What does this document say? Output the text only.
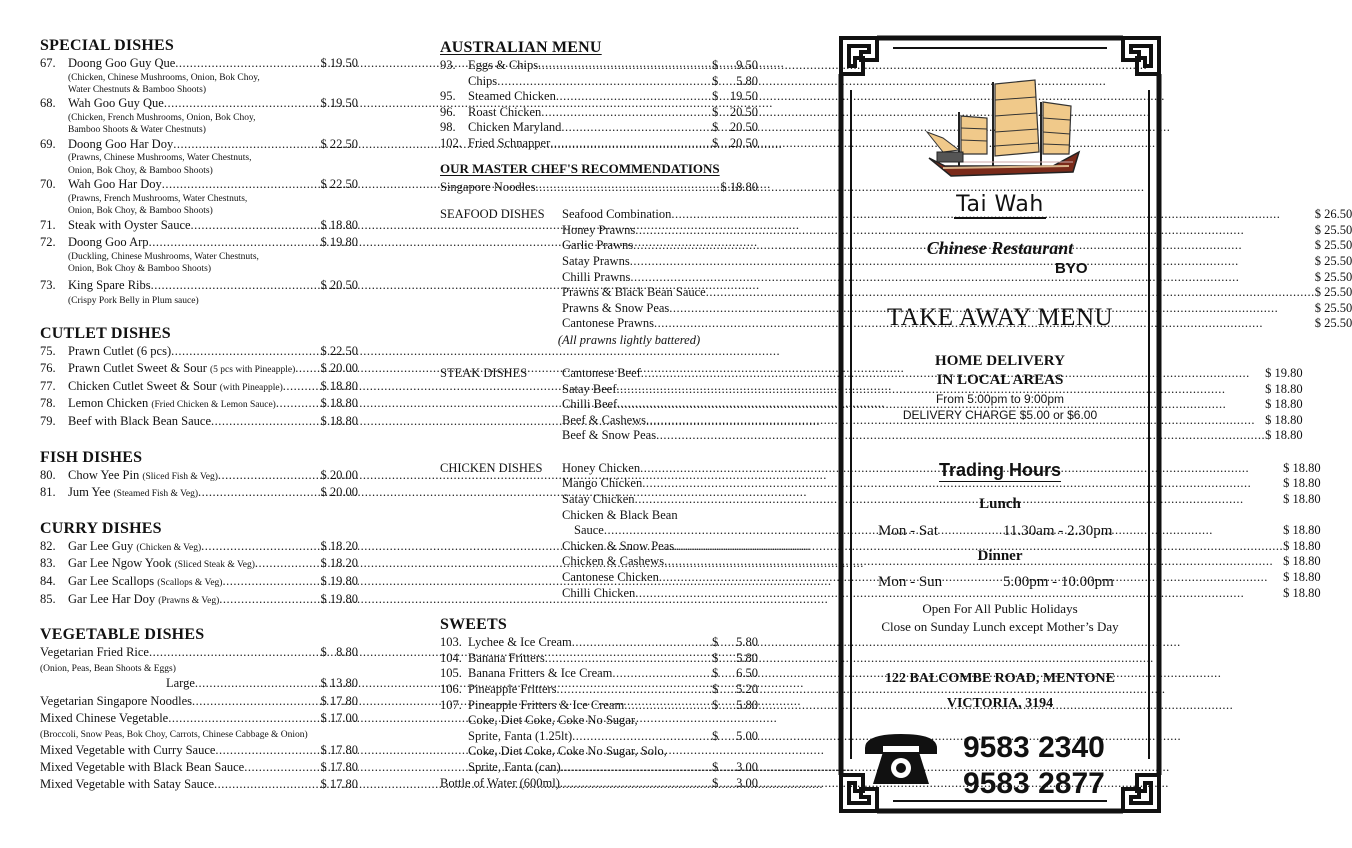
SPECIAL DISHES
67. Doong Goo Guy Que .....	$ 19.50
(Chicken, Chinese Mushrooms, Onion, Bok Choy, Water Chestnuts & Bamboo Shoots)
68. Wah Goo Guy Que .....	$ 19.50
(Chicken, French Mushrooms, Onion, Bok Choy, Bamboo Shoots & Water Chestnuts)
69. Doong Goo Har Doy .....	$ 22.50
(Prawns, Chinese Mushrooms, Water Chestnuts, Onion, Bok Choy, & Bamboo Shoots)
70. Wah Goo Har Doy .....	$ 22.50
(Prawns, French Mushrooms, Water Chestnuts, Onion, Bok Choy, & Bamboo Shoots)
71. Steak with Oyster Sauce .....	$ 18.80
72. Doong Goo Arp .....	$ 19.80
(Duckling, Chinese Mushrooms, Water Chestnuts, Onion, Bok Choy & Bamboo Shoots)
73. King Spare Ribs .....	$ 20.50
(Crispy Pork Belly in Plum sauce)
CUTLET DISHES
75. Prawn Cutlet (6 pcs) .....	$ 22.50
76. Prawn Cutlet Sweet & Sour (5 pcs with Pineapple) ..... $ 20.00
77. Chicken Cutlet Sweet & Sour (with Pineapple) .....	$ 18.80
78. Lemon Chicken (Fried Chicken & Lemon Sauce) .....	$ 18.80
79. Beef with Black Bean Sauce .....	$ 18.80
FISH DISHES
80. Chow Yee Pin (Sliced Fish & Veg) .....	$ 20.00
81. Jum Yee (Steamed Fish & Veg) .....	$ 20.00
CURRY DISHES
82. Gar Lee Guy (Chicken & Veg) .....	$ 18.20
83. Gar Lee Ngow Yook (Sliced Steak & Veg) .....	$ 18.20
84. Gar Lee Scallops (Scallops & Veg) .....	$ 19.80
85. Gar Lee Har Doy (Prawns & Veg) .....	$ 19.80
VEGETABLE DISHES
Vegetarian Fried Rice .....	$   8.80
(Onion, Peas, Bean Shoots & Eggs)
Large .....	$ 13.80
Vegetarian Singapore Noodles .....	$ 17.80
Mixed Chinese Vegetable .....	$ 17.00
(Broccoli, Snow Peas, Bok Choy, Carrots, Chinese Cabbage & Onion)
Mixed Vegetable with Curry Sauce .....	$ 17.80
Mixed Vegetable with Black Bean Sauce .....	$ 17.80
Mixed Vegetable with Satay Sauce .....	$ 17.80
AUSTRALIAN MENU
93. Eggs & Chips .....	$ 9.50
Chips .....	$ 5.80
95. Steamed Chicken .....	$ 19.50
96. Roast Chicken .....	$ 20.50
98. Chicken Maryland .....	$ 20.50
102. Fried Schnapper .....	$ 20.50
OUR MASTER CHEF'S RECOMMENDATIONS
Singapore Noodles .....	$ 18.80
SEAFOOD DISHES	Seafood Combination .....	$ 26.50
Honey Prawns .....	$ 25.50
Garlic Prawns .....	$ 25.50
Satay Prawns .....	$ 25.50
Chilli Prawns .....	$ 25.50
Prawns & Black Bean Sauce .....	$ 25.50
Prawns & Snow Peas .....	$ 25.50
Cantonese Prawns .....	$ 25.50
(All prawns lightly battered)
STEAK DISHES	Cantonese Beef .....	$ 19.80
Satay Beef .....	$ 18.80
Chilli Beef .....	$ 18.80
Beef & Cashews .....	$ 18.80
Beef & Snow Peas .....	$ 18.80
CHICKEN DISHES	Honey Chicken .....	$ 18.80
Mango Chicken .....	$ 18.80
Satay Chicken .....	$ 18.80
Chicken & Black Bean
Sauce .....	$ 18.80
Chicken & Snow Peas .....	$ 18.80
Chicken & Cashews .....	$ 18.80
Cantonese Chicken .....	$ 18.80
Chilli Chicken .....	$ 18.80
SWEETS
103. Lychee & Ice Cream .....	$ 5.80
104. Banana Fritters .....	$ 5.80
105. Banana Fritters & Ice Cream .....	$ 6.50
106. Pineapple Fritters .....	$ 5.20
107. Pineapple Fritters & Ice Cream .....	$ 5.80
Coke, Diet Coke, Coke No Sugar,
Sprite, Fanta (1.25lt) .....	$ 5.00
Coke, Diet Coke, Coke No Sugar, Solo,
Sprite, Fanta (can) .....	$ 3.00
Bottle of Water (600ml) .....	$ 3.00
Tai Wah
Chinese Restaurant
BYO
TAKE AWAY MENU
HOME DELIVERY
IN LOCAL AREAS
From 5:00pm to 9:00pm
DELIVERY CHARGE $5.00 or $6.00
Trading Hours
Lunch
Mon - Sat	11.30am - 2.30pm
Dinner
Mon - Sun	5.00pm - 10.00pm
Open For All Public Holidays
Close on Sunday Lunch except Mother’s Day
122 BALCOMBE ROAD, MENTONE
VICTORIA, 3194
9583 2340
9583 2877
+ + + + + + +
Exercise objective —
Copy all the entries word for word. Omit any pictures.

Expected answer —
What does this document say? Output the text only.
SPECIAL DISHES
67. Doong Goo Guy Que .....	$ 19.50
(Chicken, Chinese Mushrooms, Onion, Bok Choy, Water Chestnuts & Bamboo Shoots)
68. Wah Goo Guy Que .....	$ 19.50
(Chicken, French Mushrooms, Onion, Bok Choy, Bamboo Shoots & Water Chestnuts)
69. Doong Goo Har Doy .....	$ 22.50
(Prawns, Chinese Mushrooms, Water Chestnuts, Onion, Bok Choy, & Bamboo Shoots)
70. Wah Goo Har Doy .....	$ 22.50
(Prawns, French Mushrooms, Water Chestnuts, Onion, Bok Choy, & Bamboo Shoots)
71. Steak with Oyster Sauce .....	$ 18.80
72. Doong Goo Arp .....	$ 19.80
(Duckling, Chinese Mushrooms, Water Chestnuts, Onion, Bok Choy & Bamboo Shoots)
73. King Spare Ribs .....	$ 20.50
(Crispy Pork Belly in Plum sauce)
CUTLET DISHES
75. Prawn Cutlet (6 pcs) .....	$ 22.50
76. Prawn Cutlet Sweet & Sour (5 pcs with Pineapple) ..... $ 20.00
77. Chicken Cutlet Sweet & Sour (with Pineapple) .....	$ 18.80
78. Lemon Chicken (Fried Chicken & Lemon Sauce) .....	$ 18.80
79. Beef with Black Bean Sauce .....	$ 18.80
FISH DISHES
80. Chow Yee Pin (Sliced Fish & Veg) .....	$ 20.00
81. Jum Yee (Steamed Fish & Veg) .....	$ 20.00
CURRY DISHES
82. Gar Lee Guy (Chicken & Veg) .....	$ 18.20
83. Gar Lee Ngow Yook (Sliced Steak & Veg) .....	$ 18.20
84. Gar Lee Scallops (Scallops & Veg) .....	$ 19.80
85. Gar Lee Har Doy (Prawns & Veg) .....	$ 19.80
VEGETABLE DISHES
Vegetarian Fried Rice .....	$   8.80
(Onion, Peas, Bean Shoots & Eggs)
Large .....	$ 13.80
Vegetarian Singapore Noodles .....	$ 17.80
Mixed Chinese Vegetable .....	$ 17.00
(Broccoli, Snow Peas, Bok Choy, Carrots, Chinese Cabbage & Onion)
Mixed Vegetable with Curry Sauce .....	$ 17.80
Mixed Vegetable with Black Bean Sauce .....	$ 17.80
Mixed Vegetable with Satay Sauce .....	$ 17.80
AUSTRALIAN MENU
93. Eggs & Chips .....	$ 9.50
Chips .....	$ 5.80
95. Steamed Chicken .....	$ 19.50
96. Roast Chicken .....	$ 20.50
98. Chicken Maryland .....	$ 20.50
102. Fried Schnapper .....	$ 20.50
OUR MASTER CHEF'S RECOMMENDATIONS
Singapore Noodles .....	$ 18.80
SEAFOOD DISHES	Seafood Combination .....	$ 26.50
Honey Prawns .....	$ 25.50
Garlic Prawns .....	$ 25.50
Satay Prawns .....	$ 25.50
Chilli Prawns .....	$ 25.50
Prawns & Black Bean Sauce .....	$ 25.50
Prawns & Snow Peas .....	$ 25.50
Cantonese Prawns .....	$ 25.50
(All prawns lightly battered)
STEAK DISHES	Cantonese Beef .....	$ 19.80
Satay Beef .....	$ 18.80
Chilli Beef .....	$ 18.80
Beef & Cashews .....	$ 18.80
Beef & Snow Peas .....	$ 18.80
CHICKEN DISHES	Honey Chicken .....	$ 18.80
Mango Chicken .....	$ 18.80
Satay Chicken .....	$ 18.80
Chicken & Black Bean
Sauce .....	$ 18.80
Chicken & Snow Peas .....	$ 18.80
Chicken & Cashews .....	$ 18.80
Cantonese Chicken .....	$ 18.80
Chilli Chicken .....	$ 18.80
SWEETS
103. Lychee & Ice Cream .....	$ 5.80
104. Banana Fritters .....	$ 5.80
105. Banana Fritters & Ice Cream .....	$ 6.50
106. Pineapple Fritters .....	$ 5.20
107. Pineapple Fritters & Ice Cream .....	$ 5.80
Coke, Diet Coke, Coke No Sugar,
Sprite, Fanta (1.25lt) .....	$ 5.00
Coke, Diet Coke, Coke No Sugar, Solo,
Sprite, Fanta (can) .....	$ 3.00
Bottle of Water (600ml) .....	$ 3.00
Tai Wah
Chinese Restaurant
BYO
TAKE AWAY MENU
HOME DELIVERY
IN LOCAL AREAS
From 5:00pm to 9:00pm
DELIVERY CHARGE $5.00 or $6.00
Trading Hours
Lunch
Mon - Sat	11.30am - 2.30pm
Dinner
Mon - Sun	5.00pm - 10.00pm
Open For All Public Holidays
Close on Sunday Lunch except Mother’s Day
122 BALCOMBE ROAD, MENTONE
VICTORIA, 3194
9583 2340
9583 2877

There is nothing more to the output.